───── Material supplied ─────

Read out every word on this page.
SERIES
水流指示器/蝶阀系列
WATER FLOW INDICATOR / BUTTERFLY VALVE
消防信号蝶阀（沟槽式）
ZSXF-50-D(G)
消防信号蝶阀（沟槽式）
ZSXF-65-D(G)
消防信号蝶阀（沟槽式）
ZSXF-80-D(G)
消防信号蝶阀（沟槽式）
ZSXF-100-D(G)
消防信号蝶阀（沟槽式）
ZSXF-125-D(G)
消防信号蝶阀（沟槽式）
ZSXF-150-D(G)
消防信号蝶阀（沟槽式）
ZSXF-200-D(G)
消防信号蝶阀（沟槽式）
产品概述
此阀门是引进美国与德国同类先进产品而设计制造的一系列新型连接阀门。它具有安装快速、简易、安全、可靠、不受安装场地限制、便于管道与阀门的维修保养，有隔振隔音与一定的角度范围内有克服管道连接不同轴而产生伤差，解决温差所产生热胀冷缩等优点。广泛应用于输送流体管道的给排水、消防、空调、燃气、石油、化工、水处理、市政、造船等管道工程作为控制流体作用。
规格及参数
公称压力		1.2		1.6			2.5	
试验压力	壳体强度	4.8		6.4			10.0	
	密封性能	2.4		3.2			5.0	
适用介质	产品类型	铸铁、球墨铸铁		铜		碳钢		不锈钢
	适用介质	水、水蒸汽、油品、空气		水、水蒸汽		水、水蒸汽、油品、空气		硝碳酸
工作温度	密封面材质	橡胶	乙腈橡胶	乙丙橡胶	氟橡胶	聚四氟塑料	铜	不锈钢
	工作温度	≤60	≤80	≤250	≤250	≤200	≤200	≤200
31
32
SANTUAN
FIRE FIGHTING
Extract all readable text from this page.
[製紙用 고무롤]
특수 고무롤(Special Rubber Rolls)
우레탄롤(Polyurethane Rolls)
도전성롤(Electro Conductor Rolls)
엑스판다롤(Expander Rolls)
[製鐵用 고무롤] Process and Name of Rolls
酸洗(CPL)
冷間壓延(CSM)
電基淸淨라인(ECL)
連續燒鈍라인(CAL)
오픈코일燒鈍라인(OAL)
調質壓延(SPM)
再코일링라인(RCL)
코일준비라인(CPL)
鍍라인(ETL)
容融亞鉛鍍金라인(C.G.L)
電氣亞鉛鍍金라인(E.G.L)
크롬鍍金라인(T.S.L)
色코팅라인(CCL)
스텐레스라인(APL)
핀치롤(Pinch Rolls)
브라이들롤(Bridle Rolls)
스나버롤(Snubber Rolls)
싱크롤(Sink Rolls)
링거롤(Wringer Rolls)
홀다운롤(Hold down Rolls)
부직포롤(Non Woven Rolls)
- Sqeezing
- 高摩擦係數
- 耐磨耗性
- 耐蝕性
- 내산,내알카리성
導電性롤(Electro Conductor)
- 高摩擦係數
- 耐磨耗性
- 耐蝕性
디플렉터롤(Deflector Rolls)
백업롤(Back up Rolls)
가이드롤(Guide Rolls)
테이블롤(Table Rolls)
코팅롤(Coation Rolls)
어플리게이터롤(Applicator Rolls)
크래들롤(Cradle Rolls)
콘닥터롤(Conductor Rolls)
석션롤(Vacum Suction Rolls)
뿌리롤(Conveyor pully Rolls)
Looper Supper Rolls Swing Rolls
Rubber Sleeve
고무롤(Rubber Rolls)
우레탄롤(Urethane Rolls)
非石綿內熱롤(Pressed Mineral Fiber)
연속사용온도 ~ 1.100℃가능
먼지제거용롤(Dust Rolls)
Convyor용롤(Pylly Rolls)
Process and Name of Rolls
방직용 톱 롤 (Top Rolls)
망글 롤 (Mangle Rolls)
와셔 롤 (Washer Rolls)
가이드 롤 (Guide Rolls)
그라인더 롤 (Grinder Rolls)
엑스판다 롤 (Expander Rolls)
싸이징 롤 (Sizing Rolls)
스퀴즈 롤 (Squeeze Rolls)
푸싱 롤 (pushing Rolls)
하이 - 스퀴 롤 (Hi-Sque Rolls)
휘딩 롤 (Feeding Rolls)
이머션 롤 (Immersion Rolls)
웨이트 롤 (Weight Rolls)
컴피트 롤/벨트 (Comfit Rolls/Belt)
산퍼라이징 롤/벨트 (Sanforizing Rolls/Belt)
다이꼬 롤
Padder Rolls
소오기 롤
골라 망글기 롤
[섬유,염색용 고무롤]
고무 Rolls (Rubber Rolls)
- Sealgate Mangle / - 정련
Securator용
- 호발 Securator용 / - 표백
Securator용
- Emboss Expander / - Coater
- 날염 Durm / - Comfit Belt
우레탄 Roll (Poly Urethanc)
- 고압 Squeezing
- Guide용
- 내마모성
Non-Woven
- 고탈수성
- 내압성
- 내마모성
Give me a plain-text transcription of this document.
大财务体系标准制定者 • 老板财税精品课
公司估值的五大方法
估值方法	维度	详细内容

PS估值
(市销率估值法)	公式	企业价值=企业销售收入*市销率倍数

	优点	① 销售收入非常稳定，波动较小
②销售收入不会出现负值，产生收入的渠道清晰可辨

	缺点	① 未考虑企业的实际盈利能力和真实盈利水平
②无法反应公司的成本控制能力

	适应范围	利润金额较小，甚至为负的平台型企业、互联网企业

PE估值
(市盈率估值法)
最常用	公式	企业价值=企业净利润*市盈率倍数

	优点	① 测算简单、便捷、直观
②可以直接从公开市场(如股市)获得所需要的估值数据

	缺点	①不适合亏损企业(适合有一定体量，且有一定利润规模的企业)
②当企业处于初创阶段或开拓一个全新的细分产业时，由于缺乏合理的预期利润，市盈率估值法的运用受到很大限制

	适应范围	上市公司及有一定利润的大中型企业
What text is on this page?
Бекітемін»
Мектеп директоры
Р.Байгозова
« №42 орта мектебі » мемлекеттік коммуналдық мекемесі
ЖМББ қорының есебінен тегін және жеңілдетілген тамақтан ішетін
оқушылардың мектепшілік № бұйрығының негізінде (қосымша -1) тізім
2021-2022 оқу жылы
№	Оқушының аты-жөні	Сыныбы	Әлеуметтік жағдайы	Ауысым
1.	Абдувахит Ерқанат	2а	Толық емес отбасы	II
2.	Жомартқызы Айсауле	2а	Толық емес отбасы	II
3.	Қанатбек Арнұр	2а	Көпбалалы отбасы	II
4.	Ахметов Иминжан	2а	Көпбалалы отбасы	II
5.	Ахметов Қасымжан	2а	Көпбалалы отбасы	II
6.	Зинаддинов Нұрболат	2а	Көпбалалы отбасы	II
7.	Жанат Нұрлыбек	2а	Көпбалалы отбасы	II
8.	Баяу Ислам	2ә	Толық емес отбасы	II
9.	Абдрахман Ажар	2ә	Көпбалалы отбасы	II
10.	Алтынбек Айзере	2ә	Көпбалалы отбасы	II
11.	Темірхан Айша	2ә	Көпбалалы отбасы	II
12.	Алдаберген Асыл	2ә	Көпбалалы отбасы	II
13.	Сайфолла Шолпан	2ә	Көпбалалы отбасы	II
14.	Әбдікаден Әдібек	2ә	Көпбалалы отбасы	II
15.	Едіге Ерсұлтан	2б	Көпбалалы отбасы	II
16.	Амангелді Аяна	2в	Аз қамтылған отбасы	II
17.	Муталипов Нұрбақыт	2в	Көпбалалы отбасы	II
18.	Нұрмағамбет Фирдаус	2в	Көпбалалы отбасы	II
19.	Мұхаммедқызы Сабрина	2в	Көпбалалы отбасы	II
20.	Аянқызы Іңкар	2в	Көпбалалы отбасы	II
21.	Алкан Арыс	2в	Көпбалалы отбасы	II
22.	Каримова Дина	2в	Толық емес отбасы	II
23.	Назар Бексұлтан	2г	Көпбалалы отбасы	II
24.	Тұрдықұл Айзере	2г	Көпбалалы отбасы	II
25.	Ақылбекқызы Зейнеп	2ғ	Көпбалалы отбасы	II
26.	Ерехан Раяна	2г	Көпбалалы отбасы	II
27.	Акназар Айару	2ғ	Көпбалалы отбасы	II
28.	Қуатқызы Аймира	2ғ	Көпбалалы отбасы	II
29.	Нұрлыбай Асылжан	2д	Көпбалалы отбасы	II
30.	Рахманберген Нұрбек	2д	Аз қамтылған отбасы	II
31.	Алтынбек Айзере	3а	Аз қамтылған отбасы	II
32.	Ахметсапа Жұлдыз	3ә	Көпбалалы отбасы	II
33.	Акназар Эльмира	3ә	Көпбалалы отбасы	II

─────

Task instructions:
Gather every line from the listing above in which the word "Толық" appears.

The reply:
1.	Абдувахит Ерқанат	2а	Толық емес отбасы	II
2.	Жомартқызы Айсауле	2а	Толық емес отбасы	II
8.	Баяу Ислам	2ә	Толық емес отбасы	II
22.	Каримова Дина	2в	Толық емес отбасы	II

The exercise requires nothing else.